Problem requirements: Which lines in the material below contain the word "DataLine"? Copy each of them.

Records supplied:
________
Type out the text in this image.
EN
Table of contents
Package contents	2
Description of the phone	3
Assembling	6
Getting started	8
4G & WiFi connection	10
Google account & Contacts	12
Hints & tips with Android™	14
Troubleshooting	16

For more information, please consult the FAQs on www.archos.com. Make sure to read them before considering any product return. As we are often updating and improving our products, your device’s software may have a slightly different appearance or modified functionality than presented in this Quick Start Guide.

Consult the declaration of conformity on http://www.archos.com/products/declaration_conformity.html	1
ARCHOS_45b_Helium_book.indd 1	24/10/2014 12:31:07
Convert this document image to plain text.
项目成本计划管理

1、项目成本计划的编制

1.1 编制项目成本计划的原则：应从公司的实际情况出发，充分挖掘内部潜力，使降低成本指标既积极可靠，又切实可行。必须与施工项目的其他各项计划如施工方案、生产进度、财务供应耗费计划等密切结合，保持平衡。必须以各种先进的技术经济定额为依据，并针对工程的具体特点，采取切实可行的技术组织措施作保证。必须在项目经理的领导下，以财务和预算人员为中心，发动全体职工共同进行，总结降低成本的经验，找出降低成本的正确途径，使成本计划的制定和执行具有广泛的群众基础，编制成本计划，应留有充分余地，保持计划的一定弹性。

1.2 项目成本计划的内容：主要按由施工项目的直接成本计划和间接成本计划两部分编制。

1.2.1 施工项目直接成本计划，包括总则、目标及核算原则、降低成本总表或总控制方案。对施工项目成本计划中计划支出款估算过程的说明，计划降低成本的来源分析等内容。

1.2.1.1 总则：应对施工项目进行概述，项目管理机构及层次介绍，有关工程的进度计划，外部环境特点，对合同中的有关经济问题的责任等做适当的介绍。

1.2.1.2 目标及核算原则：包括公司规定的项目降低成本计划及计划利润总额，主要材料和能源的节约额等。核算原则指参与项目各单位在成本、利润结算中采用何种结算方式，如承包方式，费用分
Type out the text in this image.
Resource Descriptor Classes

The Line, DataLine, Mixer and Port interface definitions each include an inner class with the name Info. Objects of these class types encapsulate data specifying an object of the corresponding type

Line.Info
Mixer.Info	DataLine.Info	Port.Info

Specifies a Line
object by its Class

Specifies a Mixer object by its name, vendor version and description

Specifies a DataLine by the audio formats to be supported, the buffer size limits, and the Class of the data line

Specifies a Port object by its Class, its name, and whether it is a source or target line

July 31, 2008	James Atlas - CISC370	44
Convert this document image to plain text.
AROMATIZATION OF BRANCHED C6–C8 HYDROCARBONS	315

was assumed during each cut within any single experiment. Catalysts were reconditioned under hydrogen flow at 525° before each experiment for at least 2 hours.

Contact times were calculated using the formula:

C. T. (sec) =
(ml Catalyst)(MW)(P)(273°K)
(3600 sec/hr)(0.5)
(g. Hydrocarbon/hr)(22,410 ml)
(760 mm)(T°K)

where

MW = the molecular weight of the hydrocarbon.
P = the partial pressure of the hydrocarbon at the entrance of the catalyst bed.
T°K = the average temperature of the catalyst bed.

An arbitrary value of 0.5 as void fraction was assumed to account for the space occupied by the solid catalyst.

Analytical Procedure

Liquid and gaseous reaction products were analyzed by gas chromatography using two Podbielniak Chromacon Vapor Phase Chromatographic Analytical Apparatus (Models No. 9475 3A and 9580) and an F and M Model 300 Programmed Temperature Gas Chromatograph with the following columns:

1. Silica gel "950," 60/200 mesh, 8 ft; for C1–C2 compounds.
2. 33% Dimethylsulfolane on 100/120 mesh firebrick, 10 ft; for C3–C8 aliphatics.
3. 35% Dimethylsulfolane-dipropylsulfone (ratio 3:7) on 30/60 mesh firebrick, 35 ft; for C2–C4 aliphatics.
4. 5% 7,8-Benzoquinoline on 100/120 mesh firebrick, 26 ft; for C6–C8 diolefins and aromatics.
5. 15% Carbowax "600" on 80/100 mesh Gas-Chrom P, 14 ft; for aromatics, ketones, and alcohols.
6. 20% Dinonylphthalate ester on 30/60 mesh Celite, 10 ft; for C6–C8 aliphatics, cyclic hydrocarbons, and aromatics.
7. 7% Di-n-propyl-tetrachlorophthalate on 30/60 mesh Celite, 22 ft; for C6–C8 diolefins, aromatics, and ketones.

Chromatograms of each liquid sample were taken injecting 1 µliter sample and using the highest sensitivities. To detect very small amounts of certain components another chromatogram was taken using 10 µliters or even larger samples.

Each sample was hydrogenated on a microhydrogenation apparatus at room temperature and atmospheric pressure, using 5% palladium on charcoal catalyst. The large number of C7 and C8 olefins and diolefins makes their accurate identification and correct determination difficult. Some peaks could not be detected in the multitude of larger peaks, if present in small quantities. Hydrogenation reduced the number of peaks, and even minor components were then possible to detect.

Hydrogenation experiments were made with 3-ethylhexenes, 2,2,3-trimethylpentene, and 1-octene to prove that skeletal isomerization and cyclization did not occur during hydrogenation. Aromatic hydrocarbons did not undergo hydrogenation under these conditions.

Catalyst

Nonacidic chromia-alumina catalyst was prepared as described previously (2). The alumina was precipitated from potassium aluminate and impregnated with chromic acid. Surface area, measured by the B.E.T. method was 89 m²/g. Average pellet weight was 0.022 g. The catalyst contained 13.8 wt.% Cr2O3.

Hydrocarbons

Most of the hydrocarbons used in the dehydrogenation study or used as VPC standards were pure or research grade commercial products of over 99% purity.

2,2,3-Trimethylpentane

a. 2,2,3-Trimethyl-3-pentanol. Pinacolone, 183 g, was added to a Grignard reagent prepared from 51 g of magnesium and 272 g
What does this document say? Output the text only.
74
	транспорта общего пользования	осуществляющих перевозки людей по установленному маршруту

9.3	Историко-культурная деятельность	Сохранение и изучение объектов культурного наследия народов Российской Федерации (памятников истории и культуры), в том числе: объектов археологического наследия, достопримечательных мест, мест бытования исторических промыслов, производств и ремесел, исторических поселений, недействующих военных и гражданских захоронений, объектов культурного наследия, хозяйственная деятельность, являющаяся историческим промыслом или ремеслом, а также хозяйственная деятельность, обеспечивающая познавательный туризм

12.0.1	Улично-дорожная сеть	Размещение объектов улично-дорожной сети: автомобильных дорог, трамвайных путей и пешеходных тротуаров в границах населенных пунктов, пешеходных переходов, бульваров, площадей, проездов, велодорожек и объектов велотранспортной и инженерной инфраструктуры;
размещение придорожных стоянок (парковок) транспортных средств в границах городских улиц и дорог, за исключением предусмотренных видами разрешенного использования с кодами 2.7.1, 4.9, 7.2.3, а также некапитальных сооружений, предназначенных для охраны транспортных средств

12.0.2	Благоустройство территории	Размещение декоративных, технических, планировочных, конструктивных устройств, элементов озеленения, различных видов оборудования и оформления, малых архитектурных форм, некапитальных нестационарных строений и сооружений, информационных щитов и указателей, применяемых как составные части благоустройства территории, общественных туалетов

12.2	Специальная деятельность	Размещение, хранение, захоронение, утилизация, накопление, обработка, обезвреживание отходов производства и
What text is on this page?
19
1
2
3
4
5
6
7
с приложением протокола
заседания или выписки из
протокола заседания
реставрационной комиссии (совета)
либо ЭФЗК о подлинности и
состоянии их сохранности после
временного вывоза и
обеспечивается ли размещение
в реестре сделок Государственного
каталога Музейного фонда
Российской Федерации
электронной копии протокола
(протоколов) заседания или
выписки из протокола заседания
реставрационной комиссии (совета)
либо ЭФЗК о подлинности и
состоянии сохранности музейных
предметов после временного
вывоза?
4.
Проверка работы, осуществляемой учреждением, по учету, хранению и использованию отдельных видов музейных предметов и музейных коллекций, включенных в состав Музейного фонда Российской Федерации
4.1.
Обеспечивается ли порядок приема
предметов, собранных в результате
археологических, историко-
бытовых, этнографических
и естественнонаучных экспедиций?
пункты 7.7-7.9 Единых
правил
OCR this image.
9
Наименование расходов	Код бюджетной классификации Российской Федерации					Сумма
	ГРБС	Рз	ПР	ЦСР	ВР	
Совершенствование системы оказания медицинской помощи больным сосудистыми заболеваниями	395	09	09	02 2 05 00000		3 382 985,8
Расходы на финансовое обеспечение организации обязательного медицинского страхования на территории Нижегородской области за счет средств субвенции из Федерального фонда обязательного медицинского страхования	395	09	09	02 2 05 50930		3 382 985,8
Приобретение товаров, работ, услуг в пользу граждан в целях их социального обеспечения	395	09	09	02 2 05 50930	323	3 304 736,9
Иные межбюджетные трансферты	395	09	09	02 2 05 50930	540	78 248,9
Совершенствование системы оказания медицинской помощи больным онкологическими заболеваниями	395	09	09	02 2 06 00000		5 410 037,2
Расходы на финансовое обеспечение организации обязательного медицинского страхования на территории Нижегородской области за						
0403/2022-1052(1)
________
Finished exercise:
The Line, DataLine, Mixer and Port interface definitions each include an inner class with the name Info. Objects of these class types encapsulate data specifying an object of the corresponding type
Mixer.Info	DataLine.Info	Port.Info
Specifies a DataLine by the audio formats to be supported, the buffer size limits, and the Class of the data line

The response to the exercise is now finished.